** EXERCISE SET **
1. Translate this sentence from the neural stem cell article into Spanish: "They say that this sort of protein might be used to rebuild a damaged nervous system."
2. For each statement, answer yes or no according to the neural stem cell article, and quote the words that decide it.
(a) The scientists worked with embryonic mouse brains.
(b) Stem cells convert instantly into functional adult tissue.
(c) The engineered mouse embryos glow red when CBF1 is turned on.
3. Proceed with the neural stem cell article, writing on from its last sentence.
──────── GIVEN PASSAGE
Johns Hopkins scientists have discovered a simple technique to distinguish between "true" neural stem cells and similar but less potent versions.
The new development is a study in which the scientists worked with embryonic mouse brains. It may simplify the isolation of stem cells not only from brain, but also other body tissues, say the researchers.
The researchers say that they have identified a specific protein "signal", which appears to prevent neural stem cells from taking their first step towards becoming neurons. They say that this sort of protein might be used to rebuild a damaged nervous system.
"Stem cells don't instantly convert into functional adult tissue. They undergo a stepwise maturation where they gradually shed their stem cell properties," Nature magazine quoted study author Dr. Nicholas Gaiano, assistant professor at the Institute for Cell Engineering, as saying.
The first step turns stem cells into "progenitor" cells by dictating the mechanism through which signals downstream of the Notch protein, which regulates stem cells in many different tissues, are transmitted. One well-known target of Notch is a protein called CBF1.
In order to study Notch signalling further, Dr. Gaiano and his colleagues created genetically engineered mouse embryos that glow green when CBF1 is turned on.
────────────────
──────── DATA EXCERPTS
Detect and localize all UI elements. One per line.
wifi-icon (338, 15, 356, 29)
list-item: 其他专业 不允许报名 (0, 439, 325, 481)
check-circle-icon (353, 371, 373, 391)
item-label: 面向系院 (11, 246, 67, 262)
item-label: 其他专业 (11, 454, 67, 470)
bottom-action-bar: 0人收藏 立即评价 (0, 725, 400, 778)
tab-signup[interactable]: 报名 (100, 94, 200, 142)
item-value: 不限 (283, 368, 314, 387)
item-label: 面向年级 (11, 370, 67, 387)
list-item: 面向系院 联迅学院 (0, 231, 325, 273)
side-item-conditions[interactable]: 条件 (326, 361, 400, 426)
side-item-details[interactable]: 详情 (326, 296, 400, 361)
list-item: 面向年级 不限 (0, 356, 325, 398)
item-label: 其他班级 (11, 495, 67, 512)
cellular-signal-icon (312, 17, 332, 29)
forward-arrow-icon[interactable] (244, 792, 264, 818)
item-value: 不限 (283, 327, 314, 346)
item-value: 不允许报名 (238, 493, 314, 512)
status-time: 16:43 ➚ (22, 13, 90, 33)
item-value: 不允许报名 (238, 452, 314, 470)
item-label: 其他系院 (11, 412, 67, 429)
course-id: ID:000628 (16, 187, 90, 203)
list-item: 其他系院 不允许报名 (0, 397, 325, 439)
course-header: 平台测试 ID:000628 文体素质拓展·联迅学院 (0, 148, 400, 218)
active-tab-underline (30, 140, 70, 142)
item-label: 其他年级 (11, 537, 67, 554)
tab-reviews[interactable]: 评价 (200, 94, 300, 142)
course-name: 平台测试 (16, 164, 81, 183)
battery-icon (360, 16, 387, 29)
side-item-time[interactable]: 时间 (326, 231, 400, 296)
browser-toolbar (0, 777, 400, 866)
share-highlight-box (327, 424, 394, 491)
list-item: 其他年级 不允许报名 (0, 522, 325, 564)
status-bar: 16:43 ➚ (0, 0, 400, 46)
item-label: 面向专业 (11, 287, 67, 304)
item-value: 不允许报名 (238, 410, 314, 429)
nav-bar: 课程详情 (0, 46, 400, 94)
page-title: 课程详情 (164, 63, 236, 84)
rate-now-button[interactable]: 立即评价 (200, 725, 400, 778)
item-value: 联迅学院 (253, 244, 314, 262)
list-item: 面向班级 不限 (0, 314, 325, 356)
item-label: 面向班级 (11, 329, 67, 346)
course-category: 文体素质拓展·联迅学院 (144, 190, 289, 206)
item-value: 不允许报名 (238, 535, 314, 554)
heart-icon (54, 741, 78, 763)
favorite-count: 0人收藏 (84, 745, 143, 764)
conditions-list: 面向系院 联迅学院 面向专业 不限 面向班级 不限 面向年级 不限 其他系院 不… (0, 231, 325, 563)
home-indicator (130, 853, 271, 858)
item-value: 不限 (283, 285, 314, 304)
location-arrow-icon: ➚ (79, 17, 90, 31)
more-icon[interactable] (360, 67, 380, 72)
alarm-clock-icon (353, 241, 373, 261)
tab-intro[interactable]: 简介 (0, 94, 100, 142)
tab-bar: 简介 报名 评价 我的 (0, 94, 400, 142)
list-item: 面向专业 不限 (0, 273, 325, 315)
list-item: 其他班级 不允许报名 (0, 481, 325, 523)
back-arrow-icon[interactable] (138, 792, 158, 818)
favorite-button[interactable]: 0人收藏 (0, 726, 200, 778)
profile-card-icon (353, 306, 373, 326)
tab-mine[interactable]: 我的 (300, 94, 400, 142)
────────────────
** ANSWERS TO EACH TASK **
1. Dicen que este tipo de proteína podría usarse para reconstruir un sistema nervioso dañado.

2.
(a) Yes: "the scientists worked with embryonic mouse brains"
(b) No: "Stem cells don't instantly convert into functional adult tissue."
(c) No: "glow green when CBF1 is turned on"

3.
The researchers found that during brain development some of the brain cells, generally thought to be neural stem cells, stopped glowing. It was an indication that the CBF1 protein was no longer active in them. A closer look revealed that the cells that went dark were in fact no longer true neural stem cells, which could form all major brain cell types, but instead had aged into progenitor cells, which formed mostly neurons.
The researchers then knocked out the CBF1 protein in neural stem cells so as to test whether it was the critical switch. They found that the knockout got the stem cells to rapidly convert to progenitor cells. "However, if we activated the CBF1 protein in progenitor cells we couldn't get them to shift back into stem cells. So whatever happens biochemically once CBF1 is turned off seems to create a one-way street," says Dr. Gaiano.
In another study, Dr. Gaiano and his colleagues have also found that CBF1 signalling may play the same role in blood stem cells, indicated that the new discovery might be a general "switch" distinguishing stem cells from progenitors in many different tissues.